⟨

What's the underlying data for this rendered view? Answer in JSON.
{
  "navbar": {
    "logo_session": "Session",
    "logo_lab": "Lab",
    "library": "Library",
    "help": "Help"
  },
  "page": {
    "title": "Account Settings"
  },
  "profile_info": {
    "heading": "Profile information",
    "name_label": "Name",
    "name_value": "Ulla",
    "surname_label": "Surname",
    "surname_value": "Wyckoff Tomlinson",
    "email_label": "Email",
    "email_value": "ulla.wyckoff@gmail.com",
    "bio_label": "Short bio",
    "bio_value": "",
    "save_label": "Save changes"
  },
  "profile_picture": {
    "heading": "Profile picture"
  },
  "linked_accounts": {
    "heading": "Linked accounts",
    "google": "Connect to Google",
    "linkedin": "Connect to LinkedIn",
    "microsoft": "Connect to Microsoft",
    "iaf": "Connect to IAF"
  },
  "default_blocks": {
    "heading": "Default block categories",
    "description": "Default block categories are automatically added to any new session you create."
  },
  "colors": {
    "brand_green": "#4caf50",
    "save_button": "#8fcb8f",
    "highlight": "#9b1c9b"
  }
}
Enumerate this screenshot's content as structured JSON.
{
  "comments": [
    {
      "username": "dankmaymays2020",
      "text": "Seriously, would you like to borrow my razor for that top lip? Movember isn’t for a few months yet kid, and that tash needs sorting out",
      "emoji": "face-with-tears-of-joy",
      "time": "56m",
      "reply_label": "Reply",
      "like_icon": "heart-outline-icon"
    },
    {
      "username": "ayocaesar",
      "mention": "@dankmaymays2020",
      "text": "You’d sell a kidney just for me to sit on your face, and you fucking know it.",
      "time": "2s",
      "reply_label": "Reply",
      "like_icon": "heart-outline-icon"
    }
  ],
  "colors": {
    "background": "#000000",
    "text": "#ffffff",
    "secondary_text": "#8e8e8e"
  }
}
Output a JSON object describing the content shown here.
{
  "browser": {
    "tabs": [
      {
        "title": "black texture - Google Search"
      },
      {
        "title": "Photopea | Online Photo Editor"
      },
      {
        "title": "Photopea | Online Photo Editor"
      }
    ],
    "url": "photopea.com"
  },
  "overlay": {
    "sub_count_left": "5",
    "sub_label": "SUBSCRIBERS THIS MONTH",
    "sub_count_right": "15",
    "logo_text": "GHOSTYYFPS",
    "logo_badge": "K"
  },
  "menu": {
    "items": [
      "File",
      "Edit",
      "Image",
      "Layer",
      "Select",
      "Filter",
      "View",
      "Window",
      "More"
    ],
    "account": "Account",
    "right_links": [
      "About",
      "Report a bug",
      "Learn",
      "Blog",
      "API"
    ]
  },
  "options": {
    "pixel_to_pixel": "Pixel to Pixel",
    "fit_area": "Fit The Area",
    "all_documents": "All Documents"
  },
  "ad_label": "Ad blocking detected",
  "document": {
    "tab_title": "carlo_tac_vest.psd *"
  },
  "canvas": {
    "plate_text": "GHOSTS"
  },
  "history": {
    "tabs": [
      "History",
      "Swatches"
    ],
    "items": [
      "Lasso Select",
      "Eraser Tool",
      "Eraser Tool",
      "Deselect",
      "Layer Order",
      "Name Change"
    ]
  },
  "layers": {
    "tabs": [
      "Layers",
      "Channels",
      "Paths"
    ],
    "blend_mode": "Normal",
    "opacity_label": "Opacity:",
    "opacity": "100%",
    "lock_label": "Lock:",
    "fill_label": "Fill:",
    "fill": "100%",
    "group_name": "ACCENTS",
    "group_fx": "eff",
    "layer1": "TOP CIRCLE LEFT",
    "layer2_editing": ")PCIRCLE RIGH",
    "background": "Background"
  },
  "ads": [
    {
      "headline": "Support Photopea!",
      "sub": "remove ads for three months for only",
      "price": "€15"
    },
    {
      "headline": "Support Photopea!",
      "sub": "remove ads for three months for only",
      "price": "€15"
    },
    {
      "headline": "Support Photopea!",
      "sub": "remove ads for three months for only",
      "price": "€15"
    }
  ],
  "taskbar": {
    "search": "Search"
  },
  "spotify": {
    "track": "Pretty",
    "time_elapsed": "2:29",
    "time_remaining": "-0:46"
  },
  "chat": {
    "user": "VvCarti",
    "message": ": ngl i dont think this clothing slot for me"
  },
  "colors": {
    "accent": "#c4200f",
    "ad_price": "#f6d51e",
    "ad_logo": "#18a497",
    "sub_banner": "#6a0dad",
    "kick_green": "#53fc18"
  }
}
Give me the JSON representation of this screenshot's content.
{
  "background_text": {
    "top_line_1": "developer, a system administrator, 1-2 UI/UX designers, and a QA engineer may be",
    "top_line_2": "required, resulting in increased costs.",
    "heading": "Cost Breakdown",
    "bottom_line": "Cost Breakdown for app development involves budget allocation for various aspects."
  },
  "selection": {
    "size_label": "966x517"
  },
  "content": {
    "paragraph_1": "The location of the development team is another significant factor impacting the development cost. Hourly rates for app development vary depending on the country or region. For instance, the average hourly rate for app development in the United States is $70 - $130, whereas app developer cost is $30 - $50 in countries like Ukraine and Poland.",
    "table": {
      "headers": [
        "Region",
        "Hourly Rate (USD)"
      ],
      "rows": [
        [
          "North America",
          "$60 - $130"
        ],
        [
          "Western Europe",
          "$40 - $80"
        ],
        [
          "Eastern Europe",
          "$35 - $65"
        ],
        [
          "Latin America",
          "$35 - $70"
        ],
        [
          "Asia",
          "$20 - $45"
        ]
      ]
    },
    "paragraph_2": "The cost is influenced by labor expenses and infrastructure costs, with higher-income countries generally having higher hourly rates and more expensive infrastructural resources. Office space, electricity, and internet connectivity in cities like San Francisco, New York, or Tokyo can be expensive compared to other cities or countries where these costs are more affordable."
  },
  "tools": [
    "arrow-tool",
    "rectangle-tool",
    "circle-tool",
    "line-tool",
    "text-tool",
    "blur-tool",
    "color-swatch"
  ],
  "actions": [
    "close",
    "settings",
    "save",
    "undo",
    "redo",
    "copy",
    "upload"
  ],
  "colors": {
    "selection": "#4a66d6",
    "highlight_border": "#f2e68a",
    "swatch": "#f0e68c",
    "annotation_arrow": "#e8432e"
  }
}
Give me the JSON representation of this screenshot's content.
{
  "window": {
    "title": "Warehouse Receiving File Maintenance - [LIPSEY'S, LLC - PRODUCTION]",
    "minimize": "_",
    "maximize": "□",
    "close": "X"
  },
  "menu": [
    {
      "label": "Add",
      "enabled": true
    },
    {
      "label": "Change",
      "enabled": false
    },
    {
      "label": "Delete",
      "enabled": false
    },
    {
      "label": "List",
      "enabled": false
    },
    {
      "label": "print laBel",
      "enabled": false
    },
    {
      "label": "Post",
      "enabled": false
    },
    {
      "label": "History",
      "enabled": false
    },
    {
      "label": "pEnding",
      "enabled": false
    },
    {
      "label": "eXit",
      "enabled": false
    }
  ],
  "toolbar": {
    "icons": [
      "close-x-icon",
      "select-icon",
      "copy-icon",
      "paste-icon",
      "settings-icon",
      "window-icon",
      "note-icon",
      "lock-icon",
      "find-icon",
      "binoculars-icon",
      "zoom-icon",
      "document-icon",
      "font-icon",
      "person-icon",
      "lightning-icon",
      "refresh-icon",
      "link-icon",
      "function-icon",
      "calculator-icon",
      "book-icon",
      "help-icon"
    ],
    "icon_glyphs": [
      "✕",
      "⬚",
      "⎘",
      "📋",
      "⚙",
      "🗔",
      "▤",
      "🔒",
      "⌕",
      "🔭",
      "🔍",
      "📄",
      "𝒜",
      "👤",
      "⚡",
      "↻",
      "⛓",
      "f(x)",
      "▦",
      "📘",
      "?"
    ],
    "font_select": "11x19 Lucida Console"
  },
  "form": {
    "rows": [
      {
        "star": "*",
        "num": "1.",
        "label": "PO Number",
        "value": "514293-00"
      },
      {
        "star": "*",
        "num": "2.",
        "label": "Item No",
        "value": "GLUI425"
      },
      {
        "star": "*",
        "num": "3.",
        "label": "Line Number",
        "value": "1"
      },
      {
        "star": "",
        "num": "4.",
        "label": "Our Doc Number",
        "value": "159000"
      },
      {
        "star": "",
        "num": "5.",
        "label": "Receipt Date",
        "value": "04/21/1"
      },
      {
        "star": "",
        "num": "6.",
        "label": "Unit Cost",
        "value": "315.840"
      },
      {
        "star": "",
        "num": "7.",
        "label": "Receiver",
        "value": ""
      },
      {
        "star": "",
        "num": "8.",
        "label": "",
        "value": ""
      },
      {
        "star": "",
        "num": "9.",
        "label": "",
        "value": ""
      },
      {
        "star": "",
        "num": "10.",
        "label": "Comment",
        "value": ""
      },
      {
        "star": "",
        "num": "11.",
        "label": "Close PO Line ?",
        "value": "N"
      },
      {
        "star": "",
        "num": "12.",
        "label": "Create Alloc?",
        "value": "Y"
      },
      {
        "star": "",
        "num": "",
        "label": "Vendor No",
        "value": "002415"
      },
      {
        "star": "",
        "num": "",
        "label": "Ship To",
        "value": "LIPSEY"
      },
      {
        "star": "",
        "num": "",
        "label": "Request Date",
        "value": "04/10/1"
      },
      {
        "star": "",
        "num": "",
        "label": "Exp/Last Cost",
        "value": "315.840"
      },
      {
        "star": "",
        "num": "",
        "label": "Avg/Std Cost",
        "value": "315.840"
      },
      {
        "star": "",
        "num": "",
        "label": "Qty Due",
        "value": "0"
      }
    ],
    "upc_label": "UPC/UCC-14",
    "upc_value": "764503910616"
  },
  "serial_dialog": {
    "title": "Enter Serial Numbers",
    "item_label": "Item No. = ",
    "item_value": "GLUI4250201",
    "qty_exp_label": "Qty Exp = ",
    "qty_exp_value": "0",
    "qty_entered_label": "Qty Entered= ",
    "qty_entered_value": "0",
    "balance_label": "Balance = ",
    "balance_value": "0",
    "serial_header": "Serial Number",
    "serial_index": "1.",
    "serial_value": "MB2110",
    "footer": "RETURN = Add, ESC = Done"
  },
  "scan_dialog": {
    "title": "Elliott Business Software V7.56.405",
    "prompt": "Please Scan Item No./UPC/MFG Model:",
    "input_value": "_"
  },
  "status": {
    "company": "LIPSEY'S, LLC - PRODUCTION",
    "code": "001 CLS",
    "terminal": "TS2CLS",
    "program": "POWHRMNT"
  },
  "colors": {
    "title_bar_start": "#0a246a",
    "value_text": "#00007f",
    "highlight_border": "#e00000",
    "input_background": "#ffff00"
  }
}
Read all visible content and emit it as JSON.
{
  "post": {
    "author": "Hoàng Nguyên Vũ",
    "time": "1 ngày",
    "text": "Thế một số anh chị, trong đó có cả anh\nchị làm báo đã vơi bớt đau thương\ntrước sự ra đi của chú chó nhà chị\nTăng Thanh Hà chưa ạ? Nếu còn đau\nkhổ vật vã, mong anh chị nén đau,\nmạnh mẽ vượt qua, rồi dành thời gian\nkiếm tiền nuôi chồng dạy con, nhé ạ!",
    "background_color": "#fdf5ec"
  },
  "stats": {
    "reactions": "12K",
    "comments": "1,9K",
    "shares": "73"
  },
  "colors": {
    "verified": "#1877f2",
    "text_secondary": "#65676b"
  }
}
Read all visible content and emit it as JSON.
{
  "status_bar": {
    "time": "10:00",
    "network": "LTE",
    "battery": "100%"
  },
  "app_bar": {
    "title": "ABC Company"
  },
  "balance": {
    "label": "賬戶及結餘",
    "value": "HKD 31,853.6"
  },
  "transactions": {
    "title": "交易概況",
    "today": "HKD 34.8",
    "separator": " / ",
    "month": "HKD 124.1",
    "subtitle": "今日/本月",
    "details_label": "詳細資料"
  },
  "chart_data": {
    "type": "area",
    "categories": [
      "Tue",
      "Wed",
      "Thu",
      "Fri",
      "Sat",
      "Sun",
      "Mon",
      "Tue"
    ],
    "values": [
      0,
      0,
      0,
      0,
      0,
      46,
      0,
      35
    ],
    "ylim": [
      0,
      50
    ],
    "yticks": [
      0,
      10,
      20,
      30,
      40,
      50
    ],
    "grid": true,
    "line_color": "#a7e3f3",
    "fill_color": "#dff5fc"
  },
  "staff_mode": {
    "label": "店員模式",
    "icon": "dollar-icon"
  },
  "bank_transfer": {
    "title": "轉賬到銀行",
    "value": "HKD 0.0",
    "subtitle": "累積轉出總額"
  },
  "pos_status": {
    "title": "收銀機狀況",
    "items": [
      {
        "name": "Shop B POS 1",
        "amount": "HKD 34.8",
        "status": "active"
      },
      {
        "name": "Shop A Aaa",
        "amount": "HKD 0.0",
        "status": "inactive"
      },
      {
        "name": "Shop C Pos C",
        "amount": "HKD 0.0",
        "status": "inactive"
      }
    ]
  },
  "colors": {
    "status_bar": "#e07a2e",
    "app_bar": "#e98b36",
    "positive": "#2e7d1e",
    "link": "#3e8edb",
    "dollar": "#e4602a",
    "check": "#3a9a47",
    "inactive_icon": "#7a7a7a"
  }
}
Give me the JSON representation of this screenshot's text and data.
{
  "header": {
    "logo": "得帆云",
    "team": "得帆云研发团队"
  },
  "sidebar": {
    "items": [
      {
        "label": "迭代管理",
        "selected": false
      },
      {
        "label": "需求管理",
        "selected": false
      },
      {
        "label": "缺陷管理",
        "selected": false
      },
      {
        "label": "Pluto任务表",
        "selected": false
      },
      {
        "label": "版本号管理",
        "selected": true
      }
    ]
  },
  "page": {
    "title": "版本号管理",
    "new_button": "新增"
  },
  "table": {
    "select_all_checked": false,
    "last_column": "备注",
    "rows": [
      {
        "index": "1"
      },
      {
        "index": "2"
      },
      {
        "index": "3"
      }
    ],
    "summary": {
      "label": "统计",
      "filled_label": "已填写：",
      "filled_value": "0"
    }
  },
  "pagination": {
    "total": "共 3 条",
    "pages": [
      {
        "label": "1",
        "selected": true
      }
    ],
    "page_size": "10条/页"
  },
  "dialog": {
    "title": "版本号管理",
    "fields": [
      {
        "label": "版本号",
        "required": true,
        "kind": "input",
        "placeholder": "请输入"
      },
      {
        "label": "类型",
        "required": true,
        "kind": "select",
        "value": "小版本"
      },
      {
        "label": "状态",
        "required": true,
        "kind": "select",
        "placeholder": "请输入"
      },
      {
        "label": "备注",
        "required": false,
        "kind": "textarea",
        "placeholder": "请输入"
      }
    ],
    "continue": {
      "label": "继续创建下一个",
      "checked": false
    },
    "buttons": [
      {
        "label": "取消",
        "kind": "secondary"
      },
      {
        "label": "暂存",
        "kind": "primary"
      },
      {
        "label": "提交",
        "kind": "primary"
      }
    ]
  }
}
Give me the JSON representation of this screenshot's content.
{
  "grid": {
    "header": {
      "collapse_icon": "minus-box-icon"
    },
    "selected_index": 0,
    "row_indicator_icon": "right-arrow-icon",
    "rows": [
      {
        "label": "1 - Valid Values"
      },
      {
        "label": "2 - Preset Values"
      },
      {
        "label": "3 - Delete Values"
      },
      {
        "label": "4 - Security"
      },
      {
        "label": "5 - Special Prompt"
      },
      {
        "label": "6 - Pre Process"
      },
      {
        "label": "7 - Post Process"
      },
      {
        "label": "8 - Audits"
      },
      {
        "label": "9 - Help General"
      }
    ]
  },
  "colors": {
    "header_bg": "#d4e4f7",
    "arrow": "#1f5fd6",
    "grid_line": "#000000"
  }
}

⟩

Look through the entries above; copy each line where the string "countries" appears.

* _COMPLETED TASK_
    "paragraph_1": "The location of the development team is another significant factor impacting the development cost. Hourly rates for app development vary depending on the country or region. For instance, the average hourly rate for app development in the United States is $70 - $130, whereas app developer cost is $30 - $50 in countries like Ukraine and Poland.",
    "paragraph_2": "The cost is influenced by labor expenses and infrastructure costs, with higher-income countries generally having higher hourly rates and more expensive infrastructural resources. Office space, electricity, and internet connectivity in cities like San Francisco, New York, or Tokyo can be expensive compared to other cities or countries where these costs are more affordable."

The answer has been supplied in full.